◆ What to do:
Count, in the entries, the lines with "silver". Answer with the number only.

◆ Supplied information:
_ _ _ _ _

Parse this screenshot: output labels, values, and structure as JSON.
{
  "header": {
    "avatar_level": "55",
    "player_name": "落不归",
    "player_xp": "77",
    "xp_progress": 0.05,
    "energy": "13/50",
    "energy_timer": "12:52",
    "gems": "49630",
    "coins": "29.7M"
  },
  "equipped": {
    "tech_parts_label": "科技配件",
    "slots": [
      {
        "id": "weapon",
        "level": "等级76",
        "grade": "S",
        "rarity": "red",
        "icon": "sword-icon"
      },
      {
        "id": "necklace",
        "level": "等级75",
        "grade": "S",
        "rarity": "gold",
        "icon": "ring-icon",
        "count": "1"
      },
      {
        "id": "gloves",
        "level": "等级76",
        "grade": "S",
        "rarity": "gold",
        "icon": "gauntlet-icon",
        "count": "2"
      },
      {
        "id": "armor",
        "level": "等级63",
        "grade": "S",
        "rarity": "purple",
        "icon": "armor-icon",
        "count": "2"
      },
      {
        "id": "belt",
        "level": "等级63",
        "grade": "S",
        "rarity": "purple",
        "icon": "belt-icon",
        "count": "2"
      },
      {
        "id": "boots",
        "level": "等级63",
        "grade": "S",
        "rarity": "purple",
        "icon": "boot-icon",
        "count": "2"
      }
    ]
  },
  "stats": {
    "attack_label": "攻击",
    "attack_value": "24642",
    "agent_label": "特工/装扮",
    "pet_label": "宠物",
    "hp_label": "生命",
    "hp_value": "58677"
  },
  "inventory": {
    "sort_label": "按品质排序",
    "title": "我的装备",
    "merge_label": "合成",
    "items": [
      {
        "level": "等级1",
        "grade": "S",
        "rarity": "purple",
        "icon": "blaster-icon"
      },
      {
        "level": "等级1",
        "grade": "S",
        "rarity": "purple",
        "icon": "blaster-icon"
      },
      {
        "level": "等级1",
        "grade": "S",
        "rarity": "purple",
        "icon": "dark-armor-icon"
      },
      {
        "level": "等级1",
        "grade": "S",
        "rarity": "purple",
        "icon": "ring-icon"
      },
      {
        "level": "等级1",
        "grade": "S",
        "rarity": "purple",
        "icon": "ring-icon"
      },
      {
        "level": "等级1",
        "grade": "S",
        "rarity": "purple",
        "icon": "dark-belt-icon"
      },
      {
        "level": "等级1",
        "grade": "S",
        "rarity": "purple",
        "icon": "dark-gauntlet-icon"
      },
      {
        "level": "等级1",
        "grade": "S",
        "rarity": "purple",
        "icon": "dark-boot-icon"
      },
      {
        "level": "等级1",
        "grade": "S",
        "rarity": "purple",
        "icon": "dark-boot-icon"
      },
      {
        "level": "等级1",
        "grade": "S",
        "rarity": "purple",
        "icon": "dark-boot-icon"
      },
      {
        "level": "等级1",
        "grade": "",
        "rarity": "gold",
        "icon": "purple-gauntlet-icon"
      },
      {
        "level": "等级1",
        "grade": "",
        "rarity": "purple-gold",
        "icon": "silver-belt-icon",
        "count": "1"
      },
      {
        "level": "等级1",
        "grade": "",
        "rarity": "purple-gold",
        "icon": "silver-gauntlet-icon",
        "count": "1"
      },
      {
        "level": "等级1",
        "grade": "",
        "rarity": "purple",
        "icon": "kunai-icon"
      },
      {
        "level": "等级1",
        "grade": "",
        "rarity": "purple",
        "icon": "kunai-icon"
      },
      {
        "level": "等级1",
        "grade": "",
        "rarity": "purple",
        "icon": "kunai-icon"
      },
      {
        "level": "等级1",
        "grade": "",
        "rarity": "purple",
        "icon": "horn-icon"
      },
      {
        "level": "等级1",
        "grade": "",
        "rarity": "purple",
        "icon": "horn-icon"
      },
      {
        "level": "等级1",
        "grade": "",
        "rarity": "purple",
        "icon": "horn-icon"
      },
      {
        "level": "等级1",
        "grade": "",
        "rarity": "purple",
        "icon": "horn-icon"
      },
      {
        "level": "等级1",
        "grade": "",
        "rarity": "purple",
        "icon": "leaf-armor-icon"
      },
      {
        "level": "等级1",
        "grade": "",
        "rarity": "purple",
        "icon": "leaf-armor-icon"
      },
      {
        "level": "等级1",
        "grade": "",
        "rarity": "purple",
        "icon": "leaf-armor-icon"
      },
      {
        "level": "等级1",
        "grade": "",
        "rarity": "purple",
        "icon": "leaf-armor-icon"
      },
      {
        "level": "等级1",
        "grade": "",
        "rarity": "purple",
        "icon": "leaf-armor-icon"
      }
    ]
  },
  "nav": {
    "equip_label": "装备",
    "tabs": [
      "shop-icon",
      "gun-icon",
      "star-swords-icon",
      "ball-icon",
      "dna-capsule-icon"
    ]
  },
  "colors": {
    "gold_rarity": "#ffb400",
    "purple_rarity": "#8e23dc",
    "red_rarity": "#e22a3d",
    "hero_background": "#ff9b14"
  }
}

_ _ _ _ _

◆ Solution below:
2